_Aim_. Repeat each record below exactly as given.

_Excerpted data_.
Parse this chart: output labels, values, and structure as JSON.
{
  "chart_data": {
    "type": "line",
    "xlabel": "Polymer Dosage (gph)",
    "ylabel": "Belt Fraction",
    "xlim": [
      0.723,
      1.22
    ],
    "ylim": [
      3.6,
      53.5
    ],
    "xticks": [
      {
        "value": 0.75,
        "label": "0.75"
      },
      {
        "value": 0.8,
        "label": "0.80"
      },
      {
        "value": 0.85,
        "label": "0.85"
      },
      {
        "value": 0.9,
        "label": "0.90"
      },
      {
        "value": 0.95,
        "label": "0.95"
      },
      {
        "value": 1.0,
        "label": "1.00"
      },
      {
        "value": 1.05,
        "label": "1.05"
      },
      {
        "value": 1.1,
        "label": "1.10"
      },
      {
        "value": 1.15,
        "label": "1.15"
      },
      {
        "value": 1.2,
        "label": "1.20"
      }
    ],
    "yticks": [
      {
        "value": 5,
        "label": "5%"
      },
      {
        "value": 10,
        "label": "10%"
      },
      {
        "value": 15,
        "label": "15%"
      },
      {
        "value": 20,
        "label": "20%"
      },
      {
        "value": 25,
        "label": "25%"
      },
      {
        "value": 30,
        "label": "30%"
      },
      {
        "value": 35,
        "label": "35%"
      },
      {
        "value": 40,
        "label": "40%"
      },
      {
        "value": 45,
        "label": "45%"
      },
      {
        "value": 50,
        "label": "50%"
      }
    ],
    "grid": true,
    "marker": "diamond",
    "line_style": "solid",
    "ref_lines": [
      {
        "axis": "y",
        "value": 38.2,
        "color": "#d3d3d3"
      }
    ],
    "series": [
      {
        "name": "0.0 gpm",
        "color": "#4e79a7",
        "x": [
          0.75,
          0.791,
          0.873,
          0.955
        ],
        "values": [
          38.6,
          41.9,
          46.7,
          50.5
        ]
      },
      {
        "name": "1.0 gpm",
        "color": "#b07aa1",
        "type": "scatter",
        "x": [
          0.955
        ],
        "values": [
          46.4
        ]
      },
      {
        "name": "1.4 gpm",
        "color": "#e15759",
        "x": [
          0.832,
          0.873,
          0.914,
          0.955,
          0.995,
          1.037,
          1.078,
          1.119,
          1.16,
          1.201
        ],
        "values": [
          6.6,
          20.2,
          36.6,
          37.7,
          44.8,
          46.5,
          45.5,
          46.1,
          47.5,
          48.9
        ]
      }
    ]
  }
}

_Final result_.
Parse this chart: output labels, values, and structure as JSON.
{
  "chart_data": {
    "type": "line",
    "xlabel": "Polymer Dosage (gph)",
    "ylabel": "Belt Fraction",
    "xlim": [
      0.723,
      1.22
    ],
    "ylim": [
      3.6,
      53.5
    ],
    "xticks": [
      {
        "value": 0.75,
        "label": "0.75"
      },
      {
        "value": 0.8,
        "label": "0.80"
      },
      {
        "value": 0.85,
        "label": "0.85"
      },
      {
        "value": 0.9,
        "label": "0.90"
      },
      {
        "value": 0.95,
        "label": "0.95"
      },
      {
        "value": 1.0,
        "label": "1.00"
      },
      {
        "value": 1.05,
        "label": "1.05"
      },
      {
        "value": 1.1,
        "label": "1.10"
      },
      {
        "value": 1.15,
        "label": "1.15"
      },
      {
        "value": 1.2,
        "label": "1.20"
      }
    ],
    "yticks": [
      {
        "value": 5,
        "label": "5%"
      },
      {
        "value": 10,
        "label": "10%"
      },
      {
        "value": 15,
        "label": "15%"
      },
      {
        "value": 20,
        "label": "20%"
      },
      {
        "value": 25,
        "label": "25%"
      },
      {
        "value": 30,
        "label": "30%"
      },
      {
        "value": 35,
        "label": "35%"
      },
      {
        "value": 40,
        "label": "40%"
      },
      {
        "value": 45,
        "label": "45%"
      },
      {
        "value": 50,
        "label": "50%"
      }
    ],
    "grid": true,
    "marker": "diamond",
    "line_style": "solid",
    "ref_lines": [
      {
        "axis": "y",
        "value": 38.2,
        "color": "#d3d3d3"
      }
    ],
    "series": [
      {
        "name": "0.0 gpm",
        "color": "#4e79a7",
        "x": [
          0.75,
          0.791,
          0.873,
          0.955
        ],
        "values": [
          38.6,
          41.9,
          46.7,
          50.5
        ]
      },
      {
        "name": "1.0 gpm",
        "color": "#b07aa1",
        "type": "scatter",
        "x": [
          0.955
        ],
        "values": [
          46.4
        ]
      },
      {
        "name": "1.4 gpm",
        "color": "#e15759",
        "x": [
          0.832,
          0.873,
          0.914,
          0.955,
          0.995,
          1.037,
          1.078,
          1.119,
          1.16,
          1.201
        ],
        "values": [
          6.6,
          20.2,
          36.6,
          37.7,
          44.8,
          46.5,
          45.5,
          46.1,
          47.5,
          48.9
        ]
      }
    ]
  }
}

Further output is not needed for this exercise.